Data extracted from a collection
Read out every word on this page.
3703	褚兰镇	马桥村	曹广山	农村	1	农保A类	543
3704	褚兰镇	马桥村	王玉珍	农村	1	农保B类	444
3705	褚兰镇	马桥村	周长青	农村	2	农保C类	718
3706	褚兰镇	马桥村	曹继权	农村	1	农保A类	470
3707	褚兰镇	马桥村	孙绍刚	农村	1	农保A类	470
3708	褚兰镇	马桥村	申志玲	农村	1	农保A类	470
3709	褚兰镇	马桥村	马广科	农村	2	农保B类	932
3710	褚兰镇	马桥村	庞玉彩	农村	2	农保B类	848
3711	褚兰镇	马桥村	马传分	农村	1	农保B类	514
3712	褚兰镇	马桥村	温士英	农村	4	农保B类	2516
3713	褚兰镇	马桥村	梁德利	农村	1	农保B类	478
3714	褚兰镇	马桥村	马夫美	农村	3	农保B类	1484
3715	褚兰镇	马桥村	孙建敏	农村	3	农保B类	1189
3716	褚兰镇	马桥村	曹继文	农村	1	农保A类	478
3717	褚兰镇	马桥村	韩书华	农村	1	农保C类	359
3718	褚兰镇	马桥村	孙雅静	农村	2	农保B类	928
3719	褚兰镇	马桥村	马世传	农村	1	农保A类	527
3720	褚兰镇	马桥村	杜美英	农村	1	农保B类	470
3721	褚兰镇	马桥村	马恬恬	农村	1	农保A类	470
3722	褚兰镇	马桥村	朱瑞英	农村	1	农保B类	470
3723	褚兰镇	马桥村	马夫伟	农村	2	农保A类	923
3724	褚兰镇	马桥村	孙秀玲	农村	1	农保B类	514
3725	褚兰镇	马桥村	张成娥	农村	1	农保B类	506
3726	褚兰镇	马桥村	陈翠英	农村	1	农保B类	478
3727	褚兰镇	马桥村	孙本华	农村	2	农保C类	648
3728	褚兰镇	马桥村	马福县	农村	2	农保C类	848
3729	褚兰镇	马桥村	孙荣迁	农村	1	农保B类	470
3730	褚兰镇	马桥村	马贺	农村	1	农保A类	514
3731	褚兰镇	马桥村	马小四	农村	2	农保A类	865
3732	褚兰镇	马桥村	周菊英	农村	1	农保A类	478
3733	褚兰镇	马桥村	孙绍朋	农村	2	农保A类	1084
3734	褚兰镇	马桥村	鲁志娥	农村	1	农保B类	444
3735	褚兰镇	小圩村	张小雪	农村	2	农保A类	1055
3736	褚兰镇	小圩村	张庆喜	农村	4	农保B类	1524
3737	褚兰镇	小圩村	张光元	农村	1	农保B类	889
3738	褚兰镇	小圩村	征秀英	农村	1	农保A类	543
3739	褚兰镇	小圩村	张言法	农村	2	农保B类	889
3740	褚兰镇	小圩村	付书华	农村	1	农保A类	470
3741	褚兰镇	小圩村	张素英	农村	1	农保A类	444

> _WHAT THIS TASK INVOLVES_
Using the listing above, pick out each line that contains the word "农保C类", then copy it.

> _RESPONSE BELOW_
3705	褚兰镇	马桥村	周长青	农村	2	农保C类	718
3717	褚兰镇	马桥村	韩书华	农村	1	农保C类	359
3727	褚兰镇	马桥村	孙本华	农村	2	农保C类	648
3728	褚兰镇	马桥村	马福县	农村	2	农保C类	848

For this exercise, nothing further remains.